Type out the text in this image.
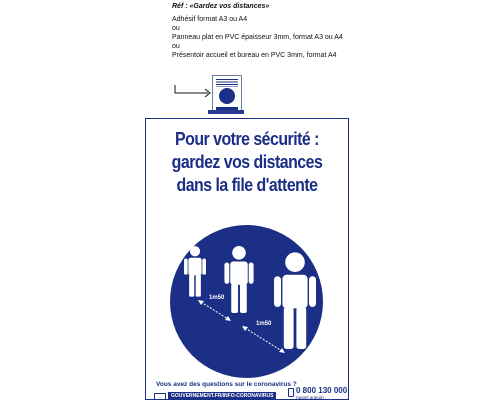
Réf : «Gardez vos distances»
Adhésif format A3 ou A4
ou
Panneau plat en PVC épaisseur 3mm, format A3 ou A4
ou
Présentoir accueil et bureau en PVC 3mm, format A4
Pour votre sécurité :
gardez vos distances
dans la file d'attente
1m50
1m50
Vous avez des questions sur le coronavirus ?
GOUVERNEMENT.FR/INFO-CORONAVIRUS
0 800 130 000
(appel gratuit)
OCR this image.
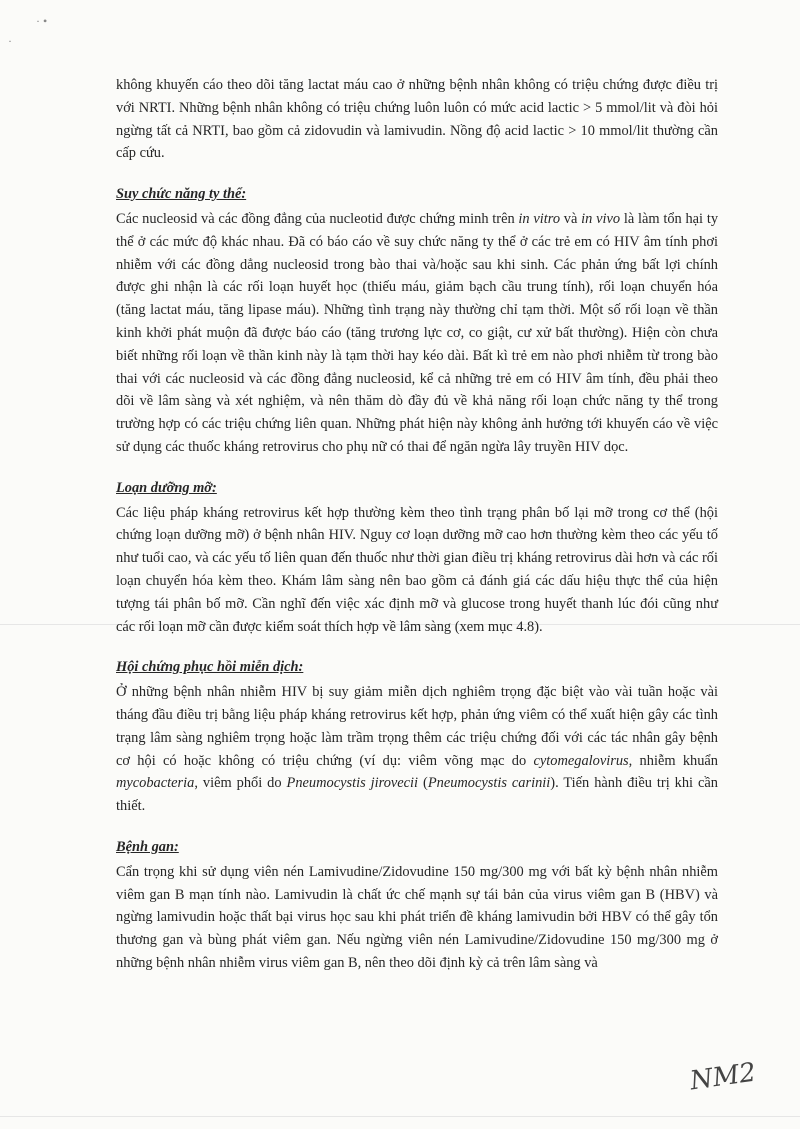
· •
·

không khuyến cáo theo dõi tăng lactat máu cao ở những bệnh nhân không có triệu chứng được điều trị với NRTI. Những bệnh nhân không có triệu chứng luôn luôn có mức acid lactic > 5 mmol/lit và đòi hỏi ngừng tất cả NRTI, bao gồm cả zidovudin và lamivudin. Nồng độ acid lactic > 10 mmol/lit thường cần cấp cứu.

Suy chức năng ty thể:

Các nucleosid và các đồng đẳng của nucleotid được chứng minh trên in vitro và in vivo là làm tổn hại ty thể ở các mức độ khác nhau. Đã có báo cáo về suy chức năng ty thể ở các trẻ em có HIV âm tính phơi nhiễm với các đồng dẳng nucleosid trong bào thai và/hoặc sau khi sinh. Các phản ứng bất lợi chính được ghi nhận là các rối loạn huyết học (thiếu máu, giảm bạch cầu trung tính), rối loạn chuyển hóa (tăng lactat máu, tăng lipase máu). Những tình trạng này thường chỉ tạm thời. Một số rối loạn về thần kinh khởi phát muộn đã được báo cáo (tăng trương lực cơ, co giật, cư xử bất thường). Hiện còn chưa biết những rối loạn về thần kinh này là tạm thời hay kéo dài. Bất kì trẻ em nào phơi nhiễm từ trong bào thai với các nucleosid và các đồng đẳng nucleosid, kể cả những trẻ em có HIV âm tính, đều phải theo dõi về lâm sàng và xét nghiệm, và nên thăm dò đầy đủ về khả năng rối loạn chức năng ty thể trong trường hợp có các triệu chứng liên quan. Những phát hiện này không ảnh hưởng tới khuyến cáo về việc sử dụng các thuốc kháng retrovirus cho phụ nữ có thai để ngăn ngừa lây truyền HIV dọc.

Loạn dưỡng mỡ:

Các liệu pháp kháng retrovirus kết hợp thường kèm theo tình trạng phân bố lại mỡ trong cơ thể (hội chứng loạn dưỡng mỡ) ở bệnh nhân HIV. Nguy cơ loạn dưỡng mỡ cao hơn thường kèm theo các yếu tố như tuổi cao, và các yếu tố liên quan đến thuốc như thời gian điều trị kháng retrovirus dài hơn và các rối loạn chuyển hóa kèm theo. Khám lâm sàng nên bao gồm cả đánh giá các dấu hiệu thực thể của hiện tượng tái phân bố mỡ. Cần nghĩ đến việc xác định mỡ và glucose trong huyết thanh lúc đói cũng như các rối loạn mỡ cần được kiểm soát thích hợp về lâm sàng (xem mục 4.8).

Hội chứng phục hồi miễn dịch:

Ở những bệnh nhân nhiễm HIV bị suy giảm miễn dịch nghiêm trọng đặc biệt vào vài tuần hoặc vài tháng đầu điều trị bằng liệu pháp kháng retrovirus kết hợp, phản ứng viêm có thể xuất hiện gây các tình trạng lâm sàng nghiêm trọng hoặc làm trầm trọng thêm các triệu chứng đối với các tác nhân gây bệnh cơ hội có hoặc không có triệu chứng (ví dụ: viêm võng mạc do cytomegalovirus, nhiễm khuẩn mycobacteria, viêm phổi do Pneumocystis jirovecii (Pneumocystis carinii). Tiến hành điều trị khi cần thiết.

Bệnh gan:

Cẩn trọng khi sử dụng viên nén Lamivudine/Zidovudine 150 mg/300 mg với bất kỳ bệnh nhân nhiễm viêm gan B mạn tính nào. Lamivudin là chất ức chế mạnh sự tái bản của virus viêm gan B (HBV) và ngừng lamivudin hoặc thất bại virus học sau khi phát triển đề kháng lamivudin bởi HBV có thể gây tổn thương gan và bùng phát viêm gan. Nếu ngừng viên nén Lamivudine/Zidovudine 150 mg/300 mg ở những bệnh nhân nhiễm virus viêm gan B, nên theo dõi định kỳ cả trên lâm sàng và

NM2
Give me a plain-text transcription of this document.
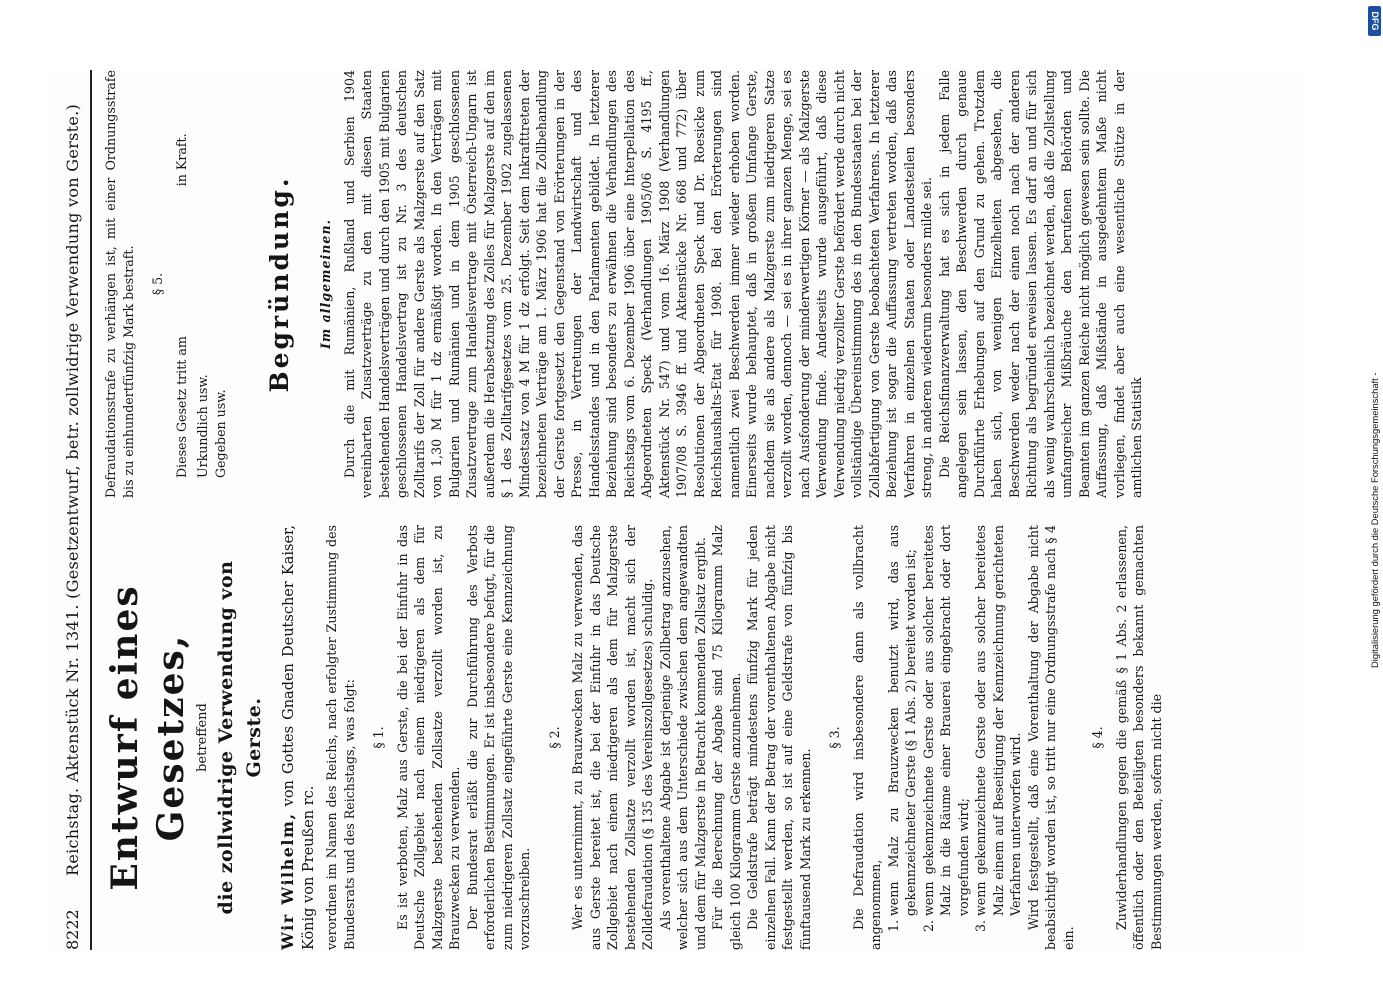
8222
Reichstag. Aktenstück Nr. 1341. (Gesetzentwurf, betr. zollwidrige Verwendung von Gerste.) Entwurf eines Gesetzes, betreffend die zollwidrige Verwendung von Gerste.

Wir Wilhelm, von Gottes Gnaden Deutscher Kaiser, König von Preußen rc. verordnen im Namen des Reichs, nach erfolgter Zustimmung des Bundesrats und des Reichstags, was folgt: § 1. Es ist verboten, Malz aus Gerste, die bei der Einfuhr in das Deutsche Zollgebiet nach einem niedrigeren als dem für Malzgerste bestehenden Zollsatze verzollt worden ist, zu Brauzwecken zu verwenden. Der Bundesrat erläßt die zur Durchführung des Verbots erforderlichen Bestimmungen. Er ist insbesondere befugt, für die zum niedrigeren Zollsatz eingeführte Gerste eine Kennzeichnung vorzuschreiben.

§ 2. Wer es unternimmt, zu Brauzwecken Malz zu verwenden, das aus Gerste bereitet ist, die bei der Einfuhr in das Deutsche Zollgebiet nach einem niedrigeren als dem für Malzgerste bestehenden Zollsatze verzollt worden ist, macht sich der Zolldefraudation (§ 135 des Vereinszollgesetzes) schuldig. Als vorenthaltene Abgabe ist derjenige Zollbetrag anzusehen, welcher sich aus dem Unterschiede zwischen dem angewandten und dem für Malzgerste in Betracht kommenden Zollsatz ergibt. Für die Berechnung der Abgabe sind 75 Kilogramm Malz gleich 100 Kilogramm Gerste anzunehmen. Die Geldstrafe beträgt mindestens fünfzig Mark für jeden einzelnen Fall. Kann der Betrag der vorenthaltenen Abgabe nicht festgestellt werden, so ist auf eine Geldstrafe von fünfzig bis fünftausend Mark zu erkennen.

§ 3. Die Defraudation wird insbesondere dann als vollbracht angenommen, 1.
wenn Malz zu Brauzwecken benutzt wird, das aus gekennzeichneter Gerste (§ 1 Abs. 2) bereitet worden ist;
2.
wenn gekennzeichnete Gerste oder aus solcher bereitetes Malz in die Räume einer Brauerei eingebracht oder dort vorgefunden wird;
3.
wenn gekennzeichnete Gerste oder aus solcher bereitetes Malz einem auf Beseitigung der Kennzeichnung gerichteten Verfahren unterworfen wird. Wird festgestellt, daß eine Vorenthaltung der Abgabe nicht beabsichtigt worden ist, so tritt nur eine Ordnungsstrafe nach § 4 ein.

§ 4. Zuwiderhandlungen gegen die gemäß § 1 Abs. 2 erlassenen, öffentlich oder den Beteiligten besonders bekannt gemachten Bestimmungen werden, sofern nicht die

Defraudationsstrafe zu verhängen ist, mit einer Ordnungsstrafe bis zu einhundertfünfzig Mark bestraft. § 5.

Dieses Gesetz tritt amin Kraft.

Urkundlich usw. Gegeben usw.

Begründung. Im allgemeinen. Durch die mit Rumänien, Rußland und Serbien 1904 vereinbarten Zusatzverträge zu den mit diesen Staaten bestehenden Handelsverträgen und durch den 1905 mit Bulgarien geschlossenen Handelsvertrag ist zu Nr. 3 des deutschen Zolltarifs der Zoll für andere Gerste als Malzgerste auf den Satz von 1,30 M für 1 dz ermäßigt worden. In den Verträgen mit Bulgarien und Rumänien und in dem 1905 geschlossenen Zusatzvertrage zum Handelsvertrage mit Österreich-Ungarn ist außerdem die Herabsetzung des Zolles für Malzgerste auf den im § 1 des Zolltarifgesetzes vom 25. Dezember 1902 zugelassenen Mindestsatz von 4 M für 1 dz erfolgt. Seit dem Inkrafttreten der bezeichneten Verträge am 1. März 1906 hat die Zollbehandlung der Gerste fortgesetzt den Gegenstand von Erörterungen in der Presse, in Vertretungen der Landwirtschaft und des Handelsstandes und in den Parlamenten gebildet. In letzterer Beziehung sind besonders zu erwähnen die Verhandlungen des Reichstags vom 6. Dezember 1906 über eine Interpellation des Abgeordneten Speck (Verhandlungen 1905/06 S. 4195 ff., Aktenstück Nr. 547) und vom 16. März 1908 (Verhandlungen 1907/08 S. 3946 ff. und Aktenstücke Nr. 668 und 772) über Resolutionen der Abgeordneten Speck und Dr. Roesicke zum Reichshaushalts-Etat für 1908. Bei den Erörterungen sind namentlich zwei Beschwerden immer wieder erhoben worden. Einerseits wurde behauptet, daß in großem Umfange Gerste, nachdem sie als andere als Malzgerste zum niedrigeren Satze verzollt worden, dennoch — sei es in ihrer ganzen Menge, sei es nach Ausfonderung der minderwertigen Körner — als Malzgerste Verwendung finde. Anderseits wurde ausgeführt, daß diese Verwendung niedrig verzollter Gerste befördert werde durch nicht vollständige Übereinstimmung des in den Bundesstaaten bei der Zollabfertigung von Gerste beobachteten Verfahrens. In letzterer Beziehung ist sogar die Auffassung vertreten worden, daß das Verfahren in einzelnen Staaten oder Landesteilen besonders streng, in anderen wiederum besonders milde sei. Die Reichsfinanzverwaltung hat es sich in jedem Falle angelegen sein lassen, den Beschwerden durch genaue Durchführte Erhebungen auf den Grund zu gehen. Trotzdem haben sich, von wenigen Einzelheiten abgesehen, die Beschwerden weder nach der einen noch nach der anderen Richtung als begründet erweisen lassen. Es darf an und für sich als wenig wahrscheinlich bezeichnet werden, daß die Zollstellung umfangreicher Mißbräuche den berufenen Behörden und Beamten im ganzen Reiche nicht möglich gewesen sein sollte. Die Auffassung, daß Mißstände in ausgedehntem Maße nicht vorliegen, findet aber auch eine wesentliche Stütze in der amtlichen Statistik

DFG
Digitalisierung gefördert durch die Deutsche Forschungsgemeinschaft -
====
YOUR GOAL - Find every line above that contains the word "tritt", and return each one.

ANSWER TO THIS PROBLEM -
wenn gekennzeichnete Gerste oder aus solcher bereitetes Malz einem auf Beseitigung der Kennzeichnung gerichteten Verfahren unterworfen wird. Wird festgestellt, daß eine Vorenthaltung der Abgabe nicht beabsichtigt worden ist, so tritt nur eine Ordnungsstrafe nach § 4 ein.
Dieses Gesetz tritt amin Kraft.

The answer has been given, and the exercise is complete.